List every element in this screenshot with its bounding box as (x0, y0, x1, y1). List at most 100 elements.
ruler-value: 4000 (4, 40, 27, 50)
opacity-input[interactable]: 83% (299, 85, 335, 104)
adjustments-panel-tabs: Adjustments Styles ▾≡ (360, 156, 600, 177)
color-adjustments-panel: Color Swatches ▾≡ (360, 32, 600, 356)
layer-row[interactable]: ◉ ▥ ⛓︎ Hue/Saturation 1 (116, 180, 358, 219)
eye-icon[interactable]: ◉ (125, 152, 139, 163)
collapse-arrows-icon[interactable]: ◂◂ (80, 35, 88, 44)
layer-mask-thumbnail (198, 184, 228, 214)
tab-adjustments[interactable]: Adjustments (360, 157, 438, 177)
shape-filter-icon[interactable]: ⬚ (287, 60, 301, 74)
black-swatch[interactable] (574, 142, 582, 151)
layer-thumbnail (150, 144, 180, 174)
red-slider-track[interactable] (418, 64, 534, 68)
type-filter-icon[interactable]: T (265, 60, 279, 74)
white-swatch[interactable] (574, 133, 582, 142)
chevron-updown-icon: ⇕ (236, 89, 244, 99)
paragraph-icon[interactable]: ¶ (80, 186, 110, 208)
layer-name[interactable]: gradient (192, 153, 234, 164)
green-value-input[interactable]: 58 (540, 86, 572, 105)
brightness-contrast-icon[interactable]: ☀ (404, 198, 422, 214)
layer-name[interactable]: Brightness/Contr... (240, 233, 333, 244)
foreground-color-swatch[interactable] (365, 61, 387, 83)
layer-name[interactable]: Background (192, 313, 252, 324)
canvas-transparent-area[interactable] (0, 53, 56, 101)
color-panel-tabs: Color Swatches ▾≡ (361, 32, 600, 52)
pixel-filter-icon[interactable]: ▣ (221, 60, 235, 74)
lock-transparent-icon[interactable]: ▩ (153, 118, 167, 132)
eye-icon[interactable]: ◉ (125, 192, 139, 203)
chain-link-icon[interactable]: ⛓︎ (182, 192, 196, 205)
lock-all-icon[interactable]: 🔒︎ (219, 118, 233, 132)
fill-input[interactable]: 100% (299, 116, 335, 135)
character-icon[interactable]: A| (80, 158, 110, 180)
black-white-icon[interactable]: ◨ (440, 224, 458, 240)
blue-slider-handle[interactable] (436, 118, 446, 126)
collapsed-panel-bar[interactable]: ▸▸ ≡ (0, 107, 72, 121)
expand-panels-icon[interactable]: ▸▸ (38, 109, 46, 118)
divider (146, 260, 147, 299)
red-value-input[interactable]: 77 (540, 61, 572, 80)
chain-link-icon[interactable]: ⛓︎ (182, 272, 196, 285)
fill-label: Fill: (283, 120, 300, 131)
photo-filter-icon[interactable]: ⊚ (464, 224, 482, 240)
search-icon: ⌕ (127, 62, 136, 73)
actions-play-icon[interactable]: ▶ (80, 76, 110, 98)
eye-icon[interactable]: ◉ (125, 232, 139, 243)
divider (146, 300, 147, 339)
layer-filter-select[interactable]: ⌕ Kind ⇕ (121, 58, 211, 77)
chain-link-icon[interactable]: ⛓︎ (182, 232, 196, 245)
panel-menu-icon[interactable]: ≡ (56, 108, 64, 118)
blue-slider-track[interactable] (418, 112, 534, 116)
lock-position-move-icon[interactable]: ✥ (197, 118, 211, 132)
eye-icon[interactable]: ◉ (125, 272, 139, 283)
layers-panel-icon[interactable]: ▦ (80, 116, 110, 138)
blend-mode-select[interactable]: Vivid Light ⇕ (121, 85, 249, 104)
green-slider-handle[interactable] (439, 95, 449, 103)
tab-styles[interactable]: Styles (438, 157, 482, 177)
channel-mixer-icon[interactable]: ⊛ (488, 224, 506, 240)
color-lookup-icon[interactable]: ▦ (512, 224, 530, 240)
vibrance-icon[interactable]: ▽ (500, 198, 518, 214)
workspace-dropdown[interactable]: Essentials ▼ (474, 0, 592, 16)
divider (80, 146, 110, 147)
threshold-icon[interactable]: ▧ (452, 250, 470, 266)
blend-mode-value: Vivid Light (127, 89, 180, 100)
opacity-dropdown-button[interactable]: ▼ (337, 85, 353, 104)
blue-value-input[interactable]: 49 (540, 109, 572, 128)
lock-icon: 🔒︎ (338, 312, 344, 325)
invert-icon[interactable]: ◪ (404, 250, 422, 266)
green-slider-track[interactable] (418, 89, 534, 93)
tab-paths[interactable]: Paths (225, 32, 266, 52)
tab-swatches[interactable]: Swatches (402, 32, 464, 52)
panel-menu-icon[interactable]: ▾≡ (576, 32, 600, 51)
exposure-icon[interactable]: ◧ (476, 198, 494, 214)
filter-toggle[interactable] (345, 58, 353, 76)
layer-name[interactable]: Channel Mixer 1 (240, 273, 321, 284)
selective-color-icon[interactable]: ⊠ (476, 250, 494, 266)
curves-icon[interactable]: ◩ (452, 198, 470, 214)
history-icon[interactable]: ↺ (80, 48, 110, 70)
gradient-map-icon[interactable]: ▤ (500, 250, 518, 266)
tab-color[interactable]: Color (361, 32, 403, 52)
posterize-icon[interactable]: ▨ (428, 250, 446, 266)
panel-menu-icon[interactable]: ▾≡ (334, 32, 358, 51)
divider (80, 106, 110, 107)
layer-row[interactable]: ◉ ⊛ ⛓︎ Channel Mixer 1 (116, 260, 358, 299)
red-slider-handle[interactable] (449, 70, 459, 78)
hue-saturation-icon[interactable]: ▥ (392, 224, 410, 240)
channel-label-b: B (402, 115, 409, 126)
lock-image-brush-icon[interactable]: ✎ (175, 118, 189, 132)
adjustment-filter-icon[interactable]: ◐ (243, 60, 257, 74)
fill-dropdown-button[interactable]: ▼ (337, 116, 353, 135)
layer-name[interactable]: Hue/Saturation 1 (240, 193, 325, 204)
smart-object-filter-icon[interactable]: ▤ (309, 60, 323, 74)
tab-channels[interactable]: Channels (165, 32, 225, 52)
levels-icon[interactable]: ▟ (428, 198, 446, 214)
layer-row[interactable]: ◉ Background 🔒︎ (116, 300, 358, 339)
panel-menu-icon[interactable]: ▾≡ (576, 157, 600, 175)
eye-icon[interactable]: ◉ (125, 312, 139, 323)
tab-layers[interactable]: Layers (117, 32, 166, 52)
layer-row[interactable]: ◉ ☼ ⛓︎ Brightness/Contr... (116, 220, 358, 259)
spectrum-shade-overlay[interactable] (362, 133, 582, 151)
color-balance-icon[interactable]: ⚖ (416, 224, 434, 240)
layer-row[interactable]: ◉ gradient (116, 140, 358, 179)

**AIM**
Render the data as a JSON list of strings, starting at the first line and ending at the line containing "color-panel-tabs: Color Swatches". Give one string per line and omit blank lines.

**SOLVED EXERCISE**
[
  "List every element in this screenshot with its bounding box as (x0, y0, x1, y1). List at most 100 elements.",
  "ruler-value: 4000 (4, 40, 27, 50)",
  "opacity-input[interactable]: 83% (299, 85, 335, 104)",
  "adjustments-panel-tabs: Adjustments Styles ▾≡ (360, 156, 600, 177)",
  "color-adjustments-panel: Color Swatches ▾≡ (360, 32, 600, 356)",
  "layer-row[interactable]: ◉ ▥ ⛓︎ Hue/Saturation 1 (116, 180, 358, 219)",
  "eye-icon[interactable]: ◉ (125, 152, 139, 163)",
  "collapse-arrows-icon[interactable]: ◂◂ (80, 35, 88, 44)",
  "layer-mask-thumbnail (198, 184, 228, 214)",
  "tab-adjustments[interactable]: Adjustments (360, 157, 438, 177)",
  "shape-filter-icon[interactable]: ⬚ (287, 60, 301, 74)",
  "black-swatch[interactable] (574, 142, 582, 151)",
  "layer-thumbnail (150, 144, 180, 174)",
  "red-slider-track[interactable] (418, 64, 534, 68)",
  "type-filter-icon[interactable]: T (265, 60, 279, 74)",
  "white-swatch[interactable] (574, 133, 582, 142)",
  "chevron-updown-icon: ⇕ (236, 89, 244, 99)",
  "paragraph-icon[interactable]: ¶ (80, 186, 110, 208)",
  "layer-name[interactable]: gradient (192, 153, 234, 164)",
  "green-value-input[interactable]: 58 (540, 86, 572, 105)",
  "brightness-contrast-icon[interactable]: ☀ (404, 198, 422, 214)",
  "layer-name[interactable]: Brightness/Contr... (240, 233, 333, 244)",
  "foreground-color-swatch[interactable] (365, 61, 387, 83)",
  "layer-name[interactable]: Background (192, 313, 252, 324)",
  "canvas-transparent-area[interactable] (0, 53, 56, 101)",
  "color-panel-tabs: Color Swatches ▾≡ (361, 32, 600, 52)"
]